** Yapılacak İşler **
A) Şiî imâmiyye yazısında adı "Hz." unvanıyla geçen kişilerin hepsini yazın.
B) Aşağıdaki cümleler Şiî imâmiyye yazısıyla uyuşuyor mu? Her biri için evet ya da hayır deyin ve yazıdaki belirleyici sözleri aynen aktarın.
(i) Şiî imâmiyye fırkası varlığını Hz. Peygamber dönemine bağlar.
(ii) Sözleri ilahi yasa hükmü taşıyan kişilerin sayısı on ikidir.
(iii) Şiîler hiçbir sahabeye itibar etmez.
C) Şiî imâmiyye yazısını bittiği yerden devam ettirin.

** Okuma Parçası **

==================================================

Kapak Dosya – Ömer Ergül / 2015 Ekim / 35 Sayı
Şiî imâmiyye fırkası varlığını, Hz. Peygamber dönemine dayandırmaktadır. Sahabenin içerisinde Hz. Ali ve soyuna verilen vasilik veya velayet itikadında olan birçok sahabe olduğuna inanırlar. Bu hususlarda Hz. Ali ile beraber olan ve ona karşı yürütülen (!) mücadelelerde onun yanında yer alan kişileri muteber kabul ederlerken, diğer sahabelere karşı da birer hain gözü ile bakmaktadırlar.
Bu bakış açısı şiî ve sünnî dünyayı birbirinden ayıran önemli konuların başında gelmektedir. Bunun sonucu olarak da Şiî itikadı ve Şiî fıkhına temel olan rivayetlerin ve yorumların da şekillenişi gerçekleşmiş olmaktadır. Yani şiî dünyanın temel eserlerinde yer alan rivayetler kendilerince muteber sayılan kişiler kanalıyla gelmektedir. Bunlardan Hz. Peygamber, Hz. Fatıma ve on iki masum (imamlar) yani on dört kişinin sözleri bir nevi ilahi yasa hükmü taşımaktadır. Bunların dışında da bir grup sahabeye de itibar ettikleri görülmektedir. Temel eserlerini oluşturan rivayetler de bu kişilere dayanmaktadır.

==================================================

** Verilen Veriler **
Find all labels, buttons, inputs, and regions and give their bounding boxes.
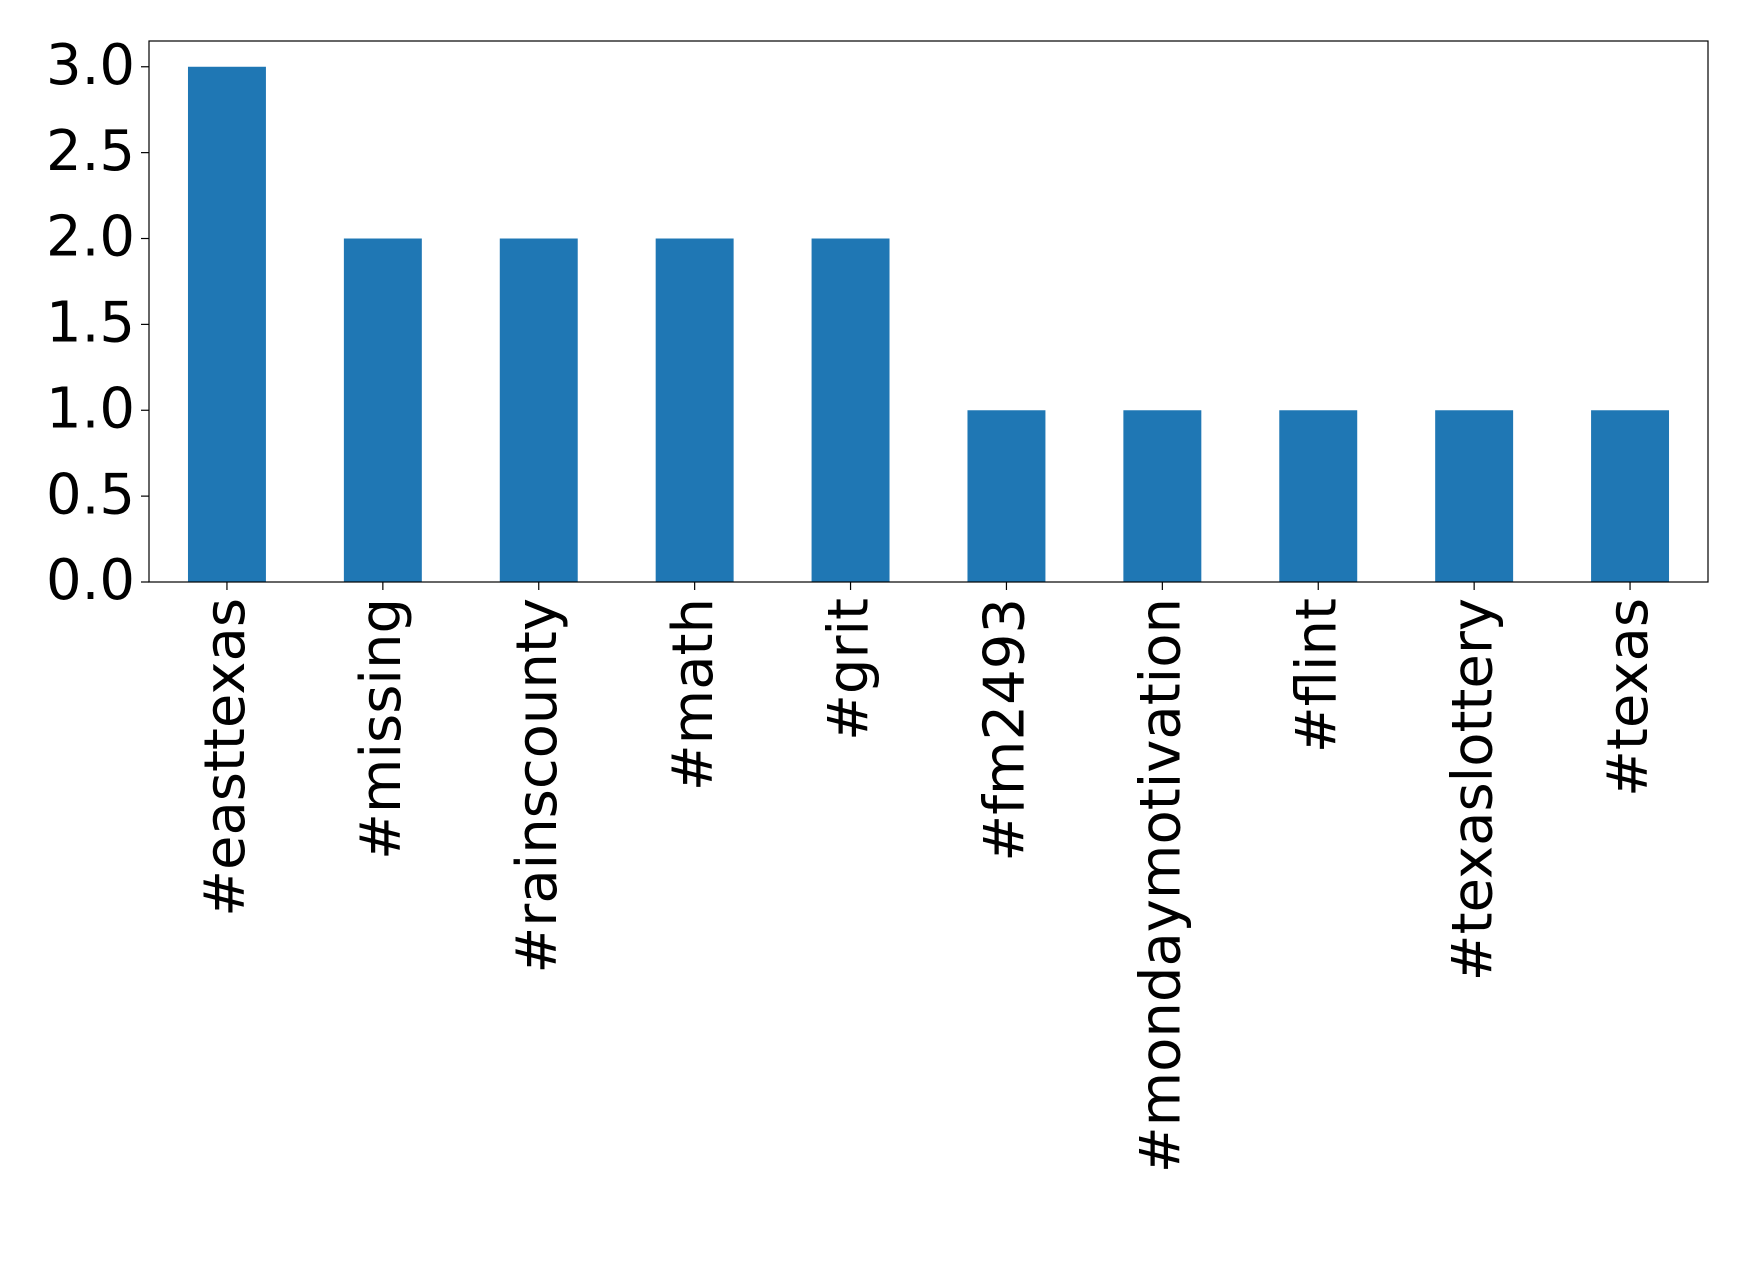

==================================================

** Sırayla Cevaplar **
A) Hz. Peygamber, Hz. Ali, Hz. Fatıma

B)
(i) Evet: "Şiî imâmiyye fırkası varlığını, Hz. Peygamber dönemine dayandırmaktadır."
(ii) Hayır: "on dört kişinin sözleri bir nevi ilahi yasa hükmü taşımaktadır."
(iii) Hayır: "Bunların dışında da bir grup sahabeye de itibar ettikleri görülmektedir."

C)
Şimdi temel İslam ilimlerine dair birkaç eserlerini ele almaya çalışalım. Şia’nın temel eserleri denildiği zaman ilk akla gelen kuşkusuz Kütüb-ü Erbea olarak bilinen dört temel hadis kaynağıdır. Sünnî dünyadaki Kütüb-ü Sitte’nin onlardaki karşılığı denilebilir. Hz. Peygamber ve masum kabul ettikleri imamların rivayetlerini ihtiva eden bu eserlerin ilki Küleynî’nin (ö.329/941) el-Kâfi adlı eseridir. Küleynî, rivayet olunduğuna göre eseri imam Mehdi’ye göstermiştir. O da onay verip kâfi olduğunu belirttiği için bu ismi almıştır. Dört eserin en erken dönemde yazılmış olanı olan bu eser, itikadî ve fıkhî olmak üzere iki ana bölümden oluşmaktadır.
Dört temel eserden ikincisi ise Şeyh Sadûk’un (ö.381/991) Men la yahduruhu’l-fakih isimli eseridir. Kâfi’den sonra en güvenilir eser olarak kabul edilen bu kaynak, beş binden fazla rivayet ihtiva etmektedir.
Kütüb-ü Erbea’nın üçüncü ve dördüncü eserleri ise Ebu Ca’fer et-Tûsi’ye (ö.460/1067) aittir. Bu eserlerden birincisi Tehzibu’l-Ahkâm, ikincisi ise el-İstibsâr ismini taşımaktadır. Bir fıkıh kitabı olan Muknia’nın şerhi niteliğinde olan eserde 13.590 hadis yer almaktadır. Tehzib’in muhtasarı formunda olan İstibsar ise 5.511 hadisten oluşmaktadır.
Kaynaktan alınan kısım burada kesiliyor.